◆ **PASSAGE SHOWN**
━━━━━━━━━━━━━━━━━━━━━━━━━━━━━━

Then there’s the extended decision to have Bill and Ted journey through various stages of the afterlife; first in hell, where they meet monstrous nightmares that younger kids will probably be traumatised by, then Purgatory where the Grim Reaper awaits them, and finally heaven where they mug a couple of new arrivals in order to meet God, the tonal imbalance between fun, funny and outright strange shifts too frequently to allow the film to flesh itself out enough to work. As mentioned, William Sadler’s Grim Reaper is an absolute blast, and the irony of our two resident dimwits taking it to the ghastly figure of death like they do should be a total riot (it isn’t, more’s the pity), but the laughs from this are few and far between. Then there’s the inadequately explained inclusion of what are alluded to be twin alien creatures named Station that for some reason know how to create junkyard robots from random hardware parts who essentially propel the film’s middling second act to its utterly lacklustre finale.
Never before has a film’s climax so roundly disappointed me. The finale of Excellent Adventure worked because it was charming, paid off multiple character moments and roused the audience for its energetic sense of closure. Bogus Journey lacks the momentum and the willpower to deliver a similar ending, fizzling out with some stupid visual effects and two of the worst practical effects in modern cinema: Jim Henson Workshop castoffs Station, and the two Good Bill And Ted Robots they construct in the back of a panel van. They’re story elements that fail utterly, and upon which the climax relies so you know things are bad before they happen. I mean, when your film includes a satanic Easter Bunny, a hideous cadaverous grandmother and a belligerent army recruiter and they’re not the worst thing about your film, you’re doing terribly.
Bill & Ted’s Bogus Journey was incredibly disappointing. Gone is the happy-go-lucky silliness and eternally optimistic humour of Excellent Adventure and in its place is nihilism and a streak of meanness you don’t often find in kids flicks these days. Indecipherable silliness might work well enough for some, and the broad slapstick humour strikes well enough in places, but Pete Hewitt’s debut feature film as director isn’t one to savour. William Sadler’s Grim Reaper is the standout among a plethora of problems and terrible creative decisions. That George Carlin is hardly in this one is a true blessing for both him and us.

━━━━━━━━━━━━━━━━━━━━━━━━━━━━━━

◆ **TASKS TO COMPLETE**
**1)** Name each stage of the afterlife that the review says Bill and Ted journey through, in the order the review gives them.
**2)** Reproduce the review's wording between "Never before has" and "you’re doing terribly.", inclusive.

━━━━━━━━━━━━━━━━━━━━━━━━━━━━━━

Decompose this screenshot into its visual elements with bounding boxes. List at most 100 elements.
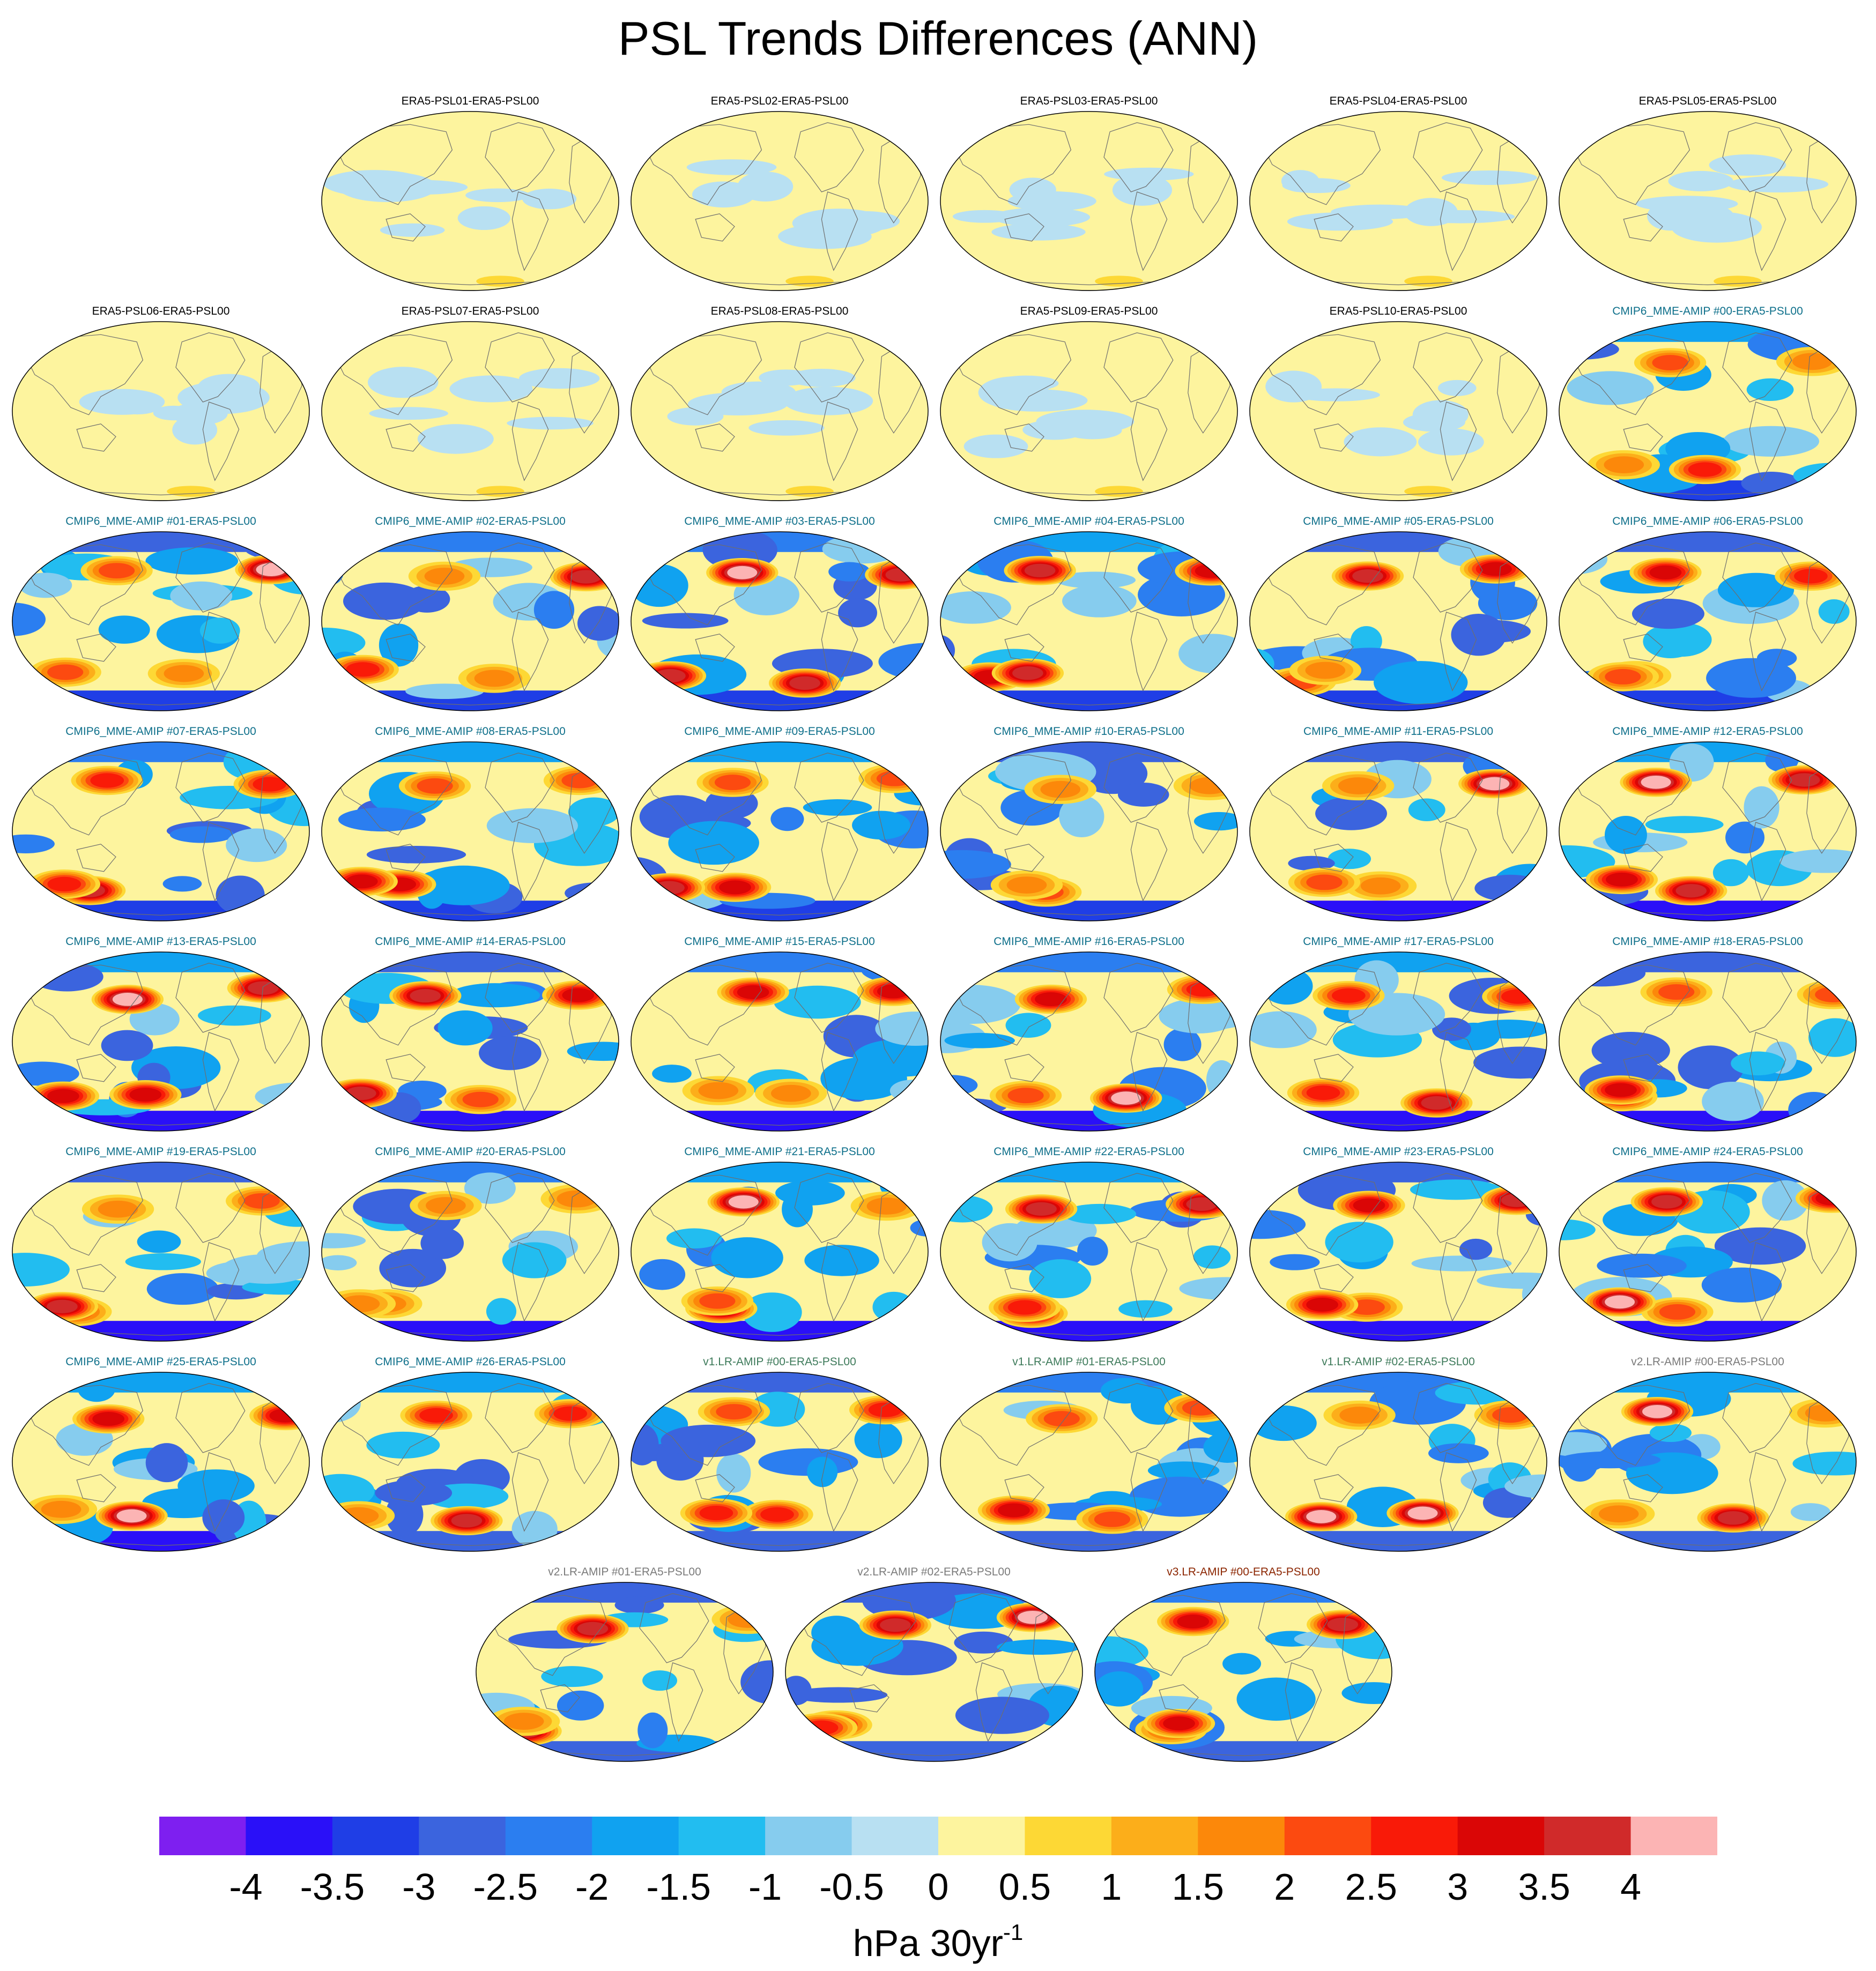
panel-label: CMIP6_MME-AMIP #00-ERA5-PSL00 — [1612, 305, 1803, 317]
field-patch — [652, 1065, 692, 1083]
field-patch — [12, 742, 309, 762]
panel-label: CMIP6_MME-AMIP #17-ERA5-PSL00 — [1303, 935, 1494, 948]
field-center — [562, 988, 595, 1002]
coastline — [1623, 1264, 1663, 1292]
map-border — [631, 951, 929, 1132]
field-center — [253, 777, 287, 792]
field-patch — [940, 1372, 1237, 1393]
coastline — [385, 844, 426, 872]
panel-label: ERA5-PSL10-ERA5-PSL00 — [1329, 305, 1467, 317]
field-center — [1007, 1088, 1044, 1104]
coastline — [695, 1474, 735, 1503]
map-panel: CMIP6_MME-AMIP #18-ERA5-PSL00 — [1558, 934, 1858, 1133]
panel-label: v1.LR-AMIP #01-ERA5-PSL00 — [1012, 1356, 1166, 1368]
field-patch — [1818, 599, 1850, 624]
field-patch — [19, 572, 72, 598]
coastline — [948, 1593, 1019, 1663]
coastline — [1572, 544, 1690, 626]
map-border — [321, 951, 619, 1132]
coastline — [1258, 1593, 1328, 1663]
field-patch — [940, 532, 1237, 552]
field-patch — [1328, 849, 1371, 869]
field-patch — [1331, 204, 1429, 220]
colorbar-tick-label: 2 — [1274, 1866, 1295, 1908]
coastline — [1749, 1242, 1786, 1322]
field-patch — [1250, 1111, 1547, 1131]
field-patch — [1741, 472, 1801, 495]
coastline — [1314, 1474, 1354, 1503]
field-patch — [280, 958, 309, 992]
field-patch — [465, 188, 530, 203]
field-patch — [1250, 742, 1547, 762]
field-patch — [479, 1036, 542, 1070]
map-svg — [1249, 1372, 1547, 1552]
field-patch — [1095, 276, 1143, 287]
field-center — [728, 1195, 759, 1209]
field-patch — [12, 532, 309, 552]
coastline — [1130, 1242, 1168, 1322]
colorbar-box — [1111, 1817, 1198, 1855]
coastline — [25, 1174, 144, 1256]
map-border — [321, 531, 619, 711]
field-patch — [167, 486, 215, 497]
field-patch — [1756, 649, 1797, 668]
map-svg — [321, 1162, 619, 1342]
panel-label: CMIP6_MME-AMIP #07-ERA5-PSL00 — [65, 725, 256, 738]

━━━━━━━━━━━━━━━━━━━━━━━━━━━━━━

◆ **RESULTS FOR THE EXERCISE**
**1)** Hell, Purgatory, heaven

**2)**
Never before has a film’s climax so roundly disappointed me. The finale of Excellent Adventure worked because it was charming, paid off multiple character moments and roused the audience for its energetic sense of closure. Bogus Journey lacks the momentum and the willpower to deliver a similar ending, fizzling out with some stupid visual effects and two of the worst practical effects in modern cinema: Jim Henson Workshop castoffs Station, and the two Good Bill And Ted Robots they construct in the back of a panel van. They’re story elements that fail utterly, and upon which the climax relies so you know things are bad before they happen. I mean, when your film includes a satanic Easter Bunny, a hideous cadaverous grandmother and a belligerent army recruiter and they’re not the worst thing about your film, you’re doing terribly.